Stored entries
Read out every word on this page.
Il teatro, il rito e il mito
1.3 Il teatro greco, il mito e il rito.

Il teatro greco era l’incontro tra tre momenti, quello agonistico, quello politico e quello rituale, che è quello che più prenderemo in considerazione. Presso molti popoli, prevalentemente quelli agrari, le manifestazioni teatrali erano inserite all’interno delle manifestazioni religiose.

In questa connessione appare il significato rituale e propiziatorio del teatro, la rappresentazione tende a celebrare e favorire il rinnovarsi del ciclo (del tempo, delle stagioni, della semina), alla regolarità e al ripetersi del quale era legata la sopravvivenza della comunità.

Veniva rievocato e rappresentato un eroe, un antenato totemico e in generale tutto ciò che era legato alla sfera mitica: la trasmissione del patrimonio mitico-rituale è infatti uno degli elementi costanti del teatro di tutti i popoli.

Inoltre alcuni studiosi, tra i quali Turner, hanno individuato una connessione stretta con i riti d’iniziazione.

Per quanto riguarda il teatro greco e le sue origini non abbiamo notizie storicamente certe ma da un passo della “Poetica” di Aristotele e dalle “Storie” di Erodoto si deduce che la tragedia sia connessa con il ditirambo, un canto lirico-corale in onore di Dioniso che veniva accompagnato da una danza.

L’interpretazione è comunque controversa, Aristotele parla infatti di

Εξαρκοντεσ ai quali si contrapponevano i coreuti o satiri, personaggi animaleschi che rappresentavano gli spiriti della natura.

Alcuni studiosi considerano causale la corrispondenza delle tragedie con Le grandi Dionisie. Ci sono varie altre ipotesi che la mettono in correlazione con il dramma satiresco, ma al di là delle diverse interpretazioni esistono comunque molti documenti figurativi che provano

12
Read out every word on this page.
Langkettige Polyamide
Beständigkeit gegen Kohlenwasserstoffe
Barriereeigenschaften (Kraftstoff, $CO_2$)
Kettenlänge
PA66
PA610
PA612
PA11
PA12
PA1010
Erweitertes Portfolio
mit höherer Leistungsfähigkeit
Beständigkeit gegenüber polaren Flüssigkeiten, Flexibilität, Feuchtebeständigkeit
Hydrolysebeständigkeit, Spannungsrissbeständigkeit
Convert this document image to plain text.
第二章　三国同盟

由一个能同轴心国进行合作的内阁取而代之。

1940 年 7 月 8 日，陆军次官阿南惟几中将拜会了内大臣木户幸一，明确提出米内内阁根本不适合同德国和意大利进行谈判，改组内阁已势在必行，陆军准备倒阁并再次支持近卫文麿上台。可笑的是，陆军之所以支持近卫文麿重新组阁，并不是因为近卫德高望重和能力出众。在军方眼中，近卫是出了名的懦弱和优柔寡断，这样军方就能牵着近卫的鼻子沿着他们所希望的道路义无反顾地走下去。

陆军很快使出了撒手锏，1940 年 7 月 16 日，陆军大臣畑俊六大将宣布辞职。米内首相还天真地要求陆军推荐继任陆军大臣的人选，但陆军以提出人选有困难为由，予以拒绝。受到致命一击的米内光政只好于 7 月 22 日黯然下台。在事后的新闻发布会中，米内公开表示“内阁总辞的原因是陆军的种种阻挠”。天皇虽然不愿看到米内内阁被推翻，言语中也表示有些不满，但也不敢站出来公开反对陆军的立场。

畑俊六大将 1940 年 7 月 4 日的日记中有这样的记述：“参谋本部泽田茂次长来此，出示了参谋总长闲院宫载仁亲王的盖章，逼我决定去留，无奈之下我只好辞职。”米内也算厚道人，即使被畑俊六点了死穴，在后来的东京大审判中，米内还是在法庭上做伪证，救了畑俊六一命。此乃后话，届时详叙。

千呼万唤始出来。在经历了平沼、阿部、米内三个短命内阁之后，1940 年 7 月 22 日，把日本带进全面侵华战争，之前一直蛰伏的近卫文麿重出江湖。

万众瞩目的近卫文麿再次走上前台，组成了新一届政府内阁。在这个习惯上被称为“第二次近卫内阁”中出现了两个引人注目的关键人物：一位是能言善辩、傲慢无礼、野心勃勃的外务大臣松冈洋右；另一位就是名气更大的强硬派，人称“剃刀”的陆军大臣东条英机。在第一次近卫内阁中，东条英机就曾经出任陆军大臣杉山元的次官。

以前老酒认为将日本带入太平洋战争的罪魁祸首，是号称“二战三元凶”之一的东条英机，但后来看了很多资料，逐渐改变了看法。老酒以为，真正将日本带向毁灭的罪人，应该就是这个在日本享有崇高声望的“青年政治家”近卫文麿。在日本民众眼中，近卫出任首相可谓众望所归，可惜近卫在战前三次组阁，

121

...

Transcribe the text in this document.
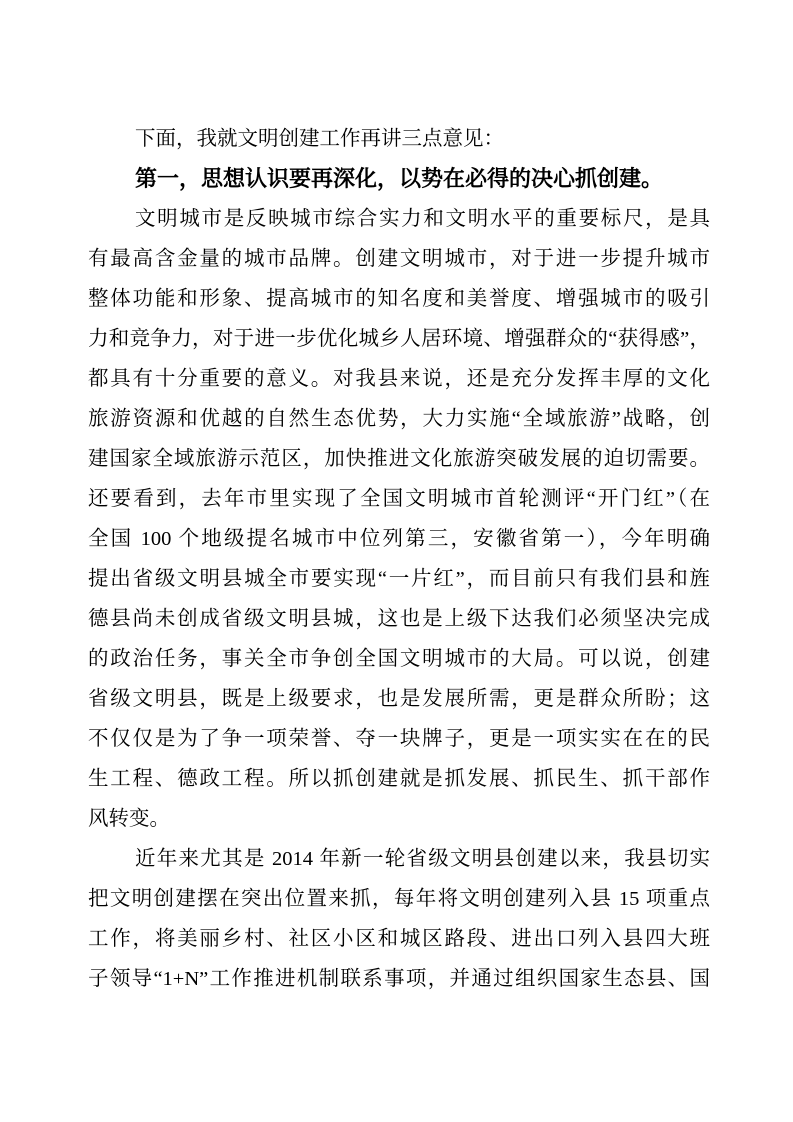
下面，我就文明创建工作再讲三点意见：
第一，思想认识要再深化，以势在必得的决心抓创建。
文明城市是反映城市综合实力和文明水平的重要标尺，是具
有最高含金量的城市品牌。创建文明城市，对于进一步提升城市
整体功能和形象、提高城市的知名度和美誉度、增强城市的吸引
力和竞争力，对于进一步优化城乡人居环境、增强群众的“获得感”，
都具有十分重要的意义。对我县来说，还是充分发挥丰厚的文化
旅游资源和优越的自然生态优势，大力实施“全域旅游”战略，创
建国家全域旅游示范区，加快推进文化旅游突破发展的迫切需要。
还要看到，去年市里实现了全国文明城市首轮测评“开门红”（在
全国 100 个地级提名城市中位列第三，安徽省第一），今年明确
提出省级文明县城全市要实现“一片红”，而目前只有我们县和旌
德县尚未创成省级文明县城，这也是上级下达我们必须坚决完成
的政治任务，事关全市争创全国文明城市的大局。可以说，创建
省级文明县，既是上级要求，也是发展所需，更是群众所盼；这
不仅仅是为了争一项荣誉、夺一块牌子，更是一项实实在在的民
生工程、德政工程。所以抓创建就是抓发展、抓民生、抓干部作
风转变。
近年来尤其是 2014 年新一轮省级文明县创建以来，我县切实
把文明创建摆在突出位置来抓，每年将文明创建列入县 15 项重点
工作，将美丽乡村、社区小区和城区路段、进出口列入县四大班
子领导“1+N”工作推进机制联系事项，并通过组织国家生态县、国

--

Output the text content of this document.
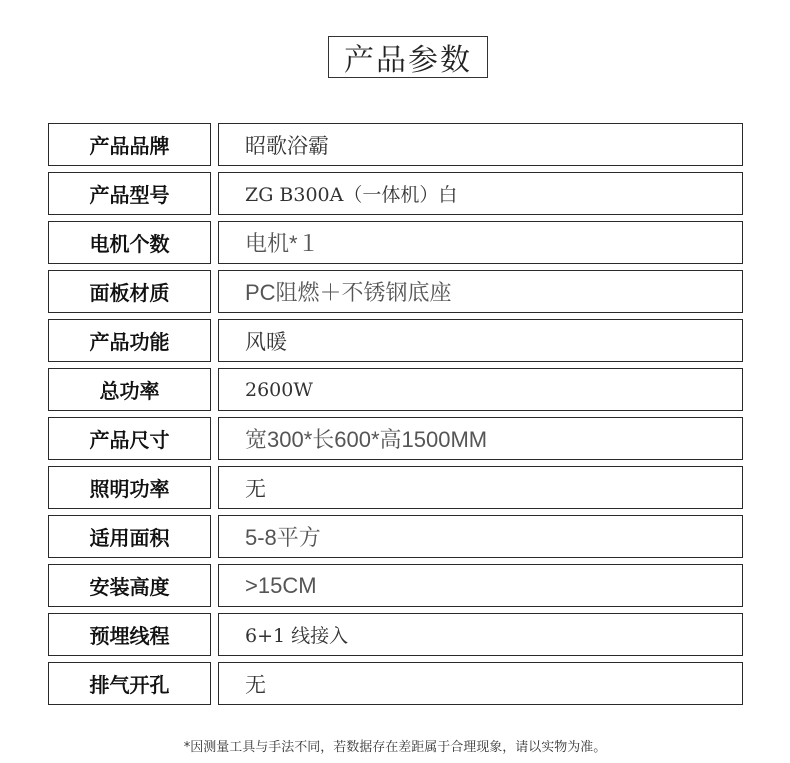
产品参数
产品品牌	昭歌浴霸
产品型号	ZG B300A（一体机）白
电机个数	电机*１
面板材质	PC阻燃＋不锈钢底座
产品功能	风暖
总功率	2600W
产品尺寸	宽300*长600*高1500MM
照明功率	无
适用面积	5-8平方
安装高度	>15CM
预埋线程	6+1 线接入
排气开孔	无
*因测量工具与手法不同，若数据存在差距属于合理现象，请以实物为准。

» **Task goal**
From the listing, copy every line where the string "quali" appears.

» **Output**
Inoltre alcuni studiosi, tra i quali Turner, hanno individuato una connessione stretta con i riti d’iniziazione.
Εξαρκοντεσ ai quali si contrapponevano i coreuti o satiri, personaggi animaleschi che rappresentavano gli spiriti della natura.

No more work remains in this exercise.